== Listed entries

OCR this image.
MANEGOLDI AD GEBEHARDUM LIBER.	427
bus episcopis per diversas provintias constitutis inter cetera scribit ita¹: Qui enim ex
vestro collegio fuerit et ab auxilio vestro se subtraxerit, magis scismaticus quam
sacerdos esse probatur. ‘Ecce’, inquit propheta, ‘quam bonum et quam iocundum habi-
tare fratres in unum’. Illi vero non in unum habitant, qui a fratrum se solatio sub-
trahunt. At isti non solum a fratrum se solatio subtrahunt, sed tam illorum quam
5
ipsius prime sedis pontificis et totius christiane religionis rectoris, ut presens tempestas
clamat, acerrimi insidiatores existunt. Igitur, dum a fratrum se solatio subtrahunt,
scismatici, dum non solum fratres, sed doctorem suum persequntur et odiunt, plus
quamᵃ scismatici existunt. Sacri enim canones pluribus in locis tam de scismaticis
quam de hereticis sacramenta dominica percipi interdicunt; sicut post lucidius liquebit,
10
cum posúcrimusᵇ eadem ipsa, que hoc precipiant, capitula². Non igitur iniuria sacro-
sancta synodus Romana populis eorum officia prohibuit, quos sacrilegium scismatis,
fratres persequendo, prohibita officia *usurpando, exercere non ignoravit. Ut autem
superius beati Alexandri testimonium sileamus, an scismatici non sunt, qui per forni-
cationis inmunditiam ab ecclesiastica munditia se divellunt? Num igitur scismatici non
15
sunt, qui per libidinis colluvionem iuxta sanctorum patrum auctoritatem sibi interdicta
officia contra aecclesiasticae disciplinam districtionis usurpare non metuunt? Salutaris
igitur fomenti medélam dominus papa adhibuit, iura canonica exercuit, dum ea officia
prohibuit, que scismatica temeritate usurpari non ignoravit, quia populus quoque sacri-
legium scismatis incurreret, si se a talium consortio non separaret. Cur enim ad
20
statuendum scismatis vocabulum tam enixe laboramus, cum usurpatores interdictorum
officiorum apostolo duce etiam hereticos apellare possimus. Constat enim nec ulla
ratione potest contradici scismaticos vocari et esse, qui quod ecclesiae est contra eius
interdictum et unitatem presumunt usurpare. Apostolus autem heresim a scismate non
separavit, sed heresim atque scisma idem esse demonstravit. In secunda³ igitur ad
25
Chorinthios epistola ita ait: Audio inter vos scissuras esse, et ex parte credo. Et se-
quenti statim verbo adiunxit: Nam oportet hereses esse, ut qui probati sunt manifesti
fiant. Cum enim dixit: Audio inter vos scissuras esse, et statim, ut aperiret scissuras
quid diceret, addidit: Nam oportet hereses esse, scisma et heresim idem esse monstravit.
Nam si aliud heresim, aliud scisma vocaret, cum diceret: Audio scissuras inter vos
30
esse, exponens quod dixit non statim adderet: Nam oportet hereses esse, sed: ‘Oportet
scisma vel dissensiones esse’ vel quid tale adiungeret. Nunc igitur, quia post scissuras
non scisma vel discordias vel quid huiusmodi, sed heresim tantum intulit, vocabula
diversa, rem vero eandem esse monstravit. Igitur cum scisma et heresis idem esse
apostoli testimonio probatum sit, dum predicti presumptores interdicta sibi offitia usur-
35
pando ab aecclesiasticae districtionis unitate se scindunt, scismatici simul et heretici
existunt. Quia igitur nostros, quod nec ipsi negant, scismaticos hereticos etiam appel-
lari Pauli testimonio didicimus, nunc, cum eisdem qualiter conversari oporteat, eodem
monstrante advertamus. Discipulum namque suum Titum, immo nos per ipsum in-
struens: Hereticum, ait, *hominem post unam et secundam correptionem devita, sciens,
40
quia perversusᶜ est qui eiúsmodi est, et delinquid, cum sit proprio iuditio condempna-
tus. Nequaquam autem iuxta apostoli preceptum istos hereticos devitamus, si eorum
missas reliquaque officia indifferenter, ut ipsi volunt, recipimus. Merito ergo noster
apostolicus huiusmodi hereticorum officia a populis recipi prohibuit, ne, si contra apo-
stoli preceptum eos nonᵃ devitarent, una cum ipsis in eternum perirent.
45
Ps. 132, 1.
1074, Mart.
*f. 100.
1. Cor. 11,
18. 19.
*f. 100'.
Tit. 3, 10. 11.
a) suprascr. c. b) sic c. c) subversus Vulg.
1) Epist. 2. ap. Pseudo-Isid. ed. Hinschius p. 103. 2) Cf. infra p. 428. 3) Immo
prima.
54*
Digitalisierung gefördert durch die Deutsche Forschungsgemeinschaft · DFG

====

=== What is expected ===
Please repeat the listing exactly, with nothing left out.

=== Result ===
OCR this image.
MANEGOLDI AD GEBEHARDUM LIBER.	427
bus episcopis per diversas provintias constitutis inter cetera scribit ita¹: Qui enim ex
vestro collegio fuerit et ab auxilio vestro se subtraxerit, magis scismaticus quam
sacerdos esse probatur. ‘Ecce’, inquit propheta, ‘quam bonum et quam iocundum habi-
tare fratres in unum’. Illi vero non in unum habitant, qui a fratrum se solatio sub-
trahunt. At isti non solum a fratrum se solatio subtrahunt, sed tam illorum quam
5
ipsius prime sedis pontificis et totius christiane religionis rectoris, ut presens tempestas
clamat, acerrimi insidiatores existunt. Igitur, dum a fratrum se solatio subtrahunt,
scismatici, dum non solum fratres, sed doctorem suum persequntur et odiunt, plus
quamᵃ scismatici existunt. Sacri enim canones pluribus in locis tam de scismaticis
quam de hereticis sacramenta dominica percipi interdicunt; sicut post lucidius liquebit,
10
cum posúcrimusᵇ eadem ipsa, que hoc precipiant, capitula². Non igitur iniuria sacro-
sancta synodus Romana populis eorum officia prohibuit, quos sacrilegium scismatis,
fratres persequendo, prohibita officia *usurpando, exercere non ignoravit. Ut autem
superius beati Alexandri testimonium sileamus, an scismatici non sunt, qui per forni-
cationis inmunditiam ab ecclesiastica munditia se divellunt? Num igitur scismatici non
15
sunt, qui per libidinis colluvionem iuxta sanctorum patrum auctoritatem sibi interdicta
officia contra aecclesiasticae disciplinam districtionis usurpare non metuunt? Salutaris
igitur fomenti medélam dominus papa adhibuit, iura canonica exercuit, dum ea officia
prohibuit, que scismatica temeritate usurpari non ignoravit, quia populus quoque sacri-
legium scismatis incurreret, si se a talium consortio non separaret. Cur enim ad
20
statuendum scismatis vocabulum tam enixe laboramus, cum usurpatores interdictorum
officiorum apostolo duce etiam hereticos apellare possimus. Constat enim nec ulla
ratione potest contradici scismaticos vocari et esse, qui quod ecclesiae est contra eius
interdictum et unitatem presumunt usurpare. Apostolus autem heresim a scismate non
separavit, sed heresim atque scisma idem esse demonstravit. In secunda³ igitur ad
25
Chorinthios epistola ita ait: Audio inter vos scissuras esse, et ex parte credo. Et se-
quenti statim verbo adiunxit: Nam oportet hereses esse, ut qui probati sunt manifesti
fiant. Cum enim dixit: Audio inter vos scissuras esse, et statim, ut aperiret scissuras
quid diceret, addidit: Nam oportet hereses esse, scisma et heresim idem esse monstravit.
Nam si aliud heresim, aliud scisma vocaret, cum diceret: Audio scissuras inter vos
30
esse, exponens quod dixit non statim adderet: Nam oportet hereses esse, sed: ‘Oportet
scisma vel dissensiones esse’ vel quid tale adiungeret. Nunc igitur, quia post scissuras
non scisma vel discordias vel quid huiusmodi, sed heresim tantum intulit, vocabula
diversa, rem vero eandem esse monstravit. Igitur cum scisma et heresis idem esse
apostoli testimonio probatum sit, dum predicti presumptores interdicta sibi offitia usur-
35
pando ab aecclesiasticae districtionis unitate se scindunt, scismatici simul et heretici
existunt. Quia igitur nostros, quod nec ipsi negant, scismaticos hereticos etiam appel-
lari Pauli testimonio didicimus, nunc, cum eisdem qualiter conversari oporteat, eodem
monstrante advertamus. Discipulum namque suum Titum, immo nos per ipsum in-
struens: Hereticum, ait, *hominem post unam et secundam correptionem devita, sciens,
40
quia perversusᶜ est qui eiúsmodi est, et delinquid, cum sit proprio iuditio condempna-
tus. Nequaquam autem iuxta apostoli preceptum istos hereticos devitamus, si eorum
missas reliquaque officia indifferenter, ut ipsi volunt, recipimus. Merito ergo noster
apostolicus huiusmodi hereticorum officia a populis recipi prohibuit, ne, si contra apo-
stoli preceptum eos nonᵃ devitarent, una cum ipsis in eternum perirent.
45
Ps. 132, 1.
1074, Mart.
*f. 100.
1. Cor. 11,
18. 19.
*f. 100'.
Tit. 3, 10. 11.
a) suprascr. c. b) sic c. c) subversus Vulg.
1) Epist. 2. ap. Pseudo-Isid. ed. Hinschius p. 103. 2) Cf. infra p. 428. 3) Immo
prima.
54*
Digitalisierung gefördert durch die Deutsche Forschungsgemeinschaft · DFG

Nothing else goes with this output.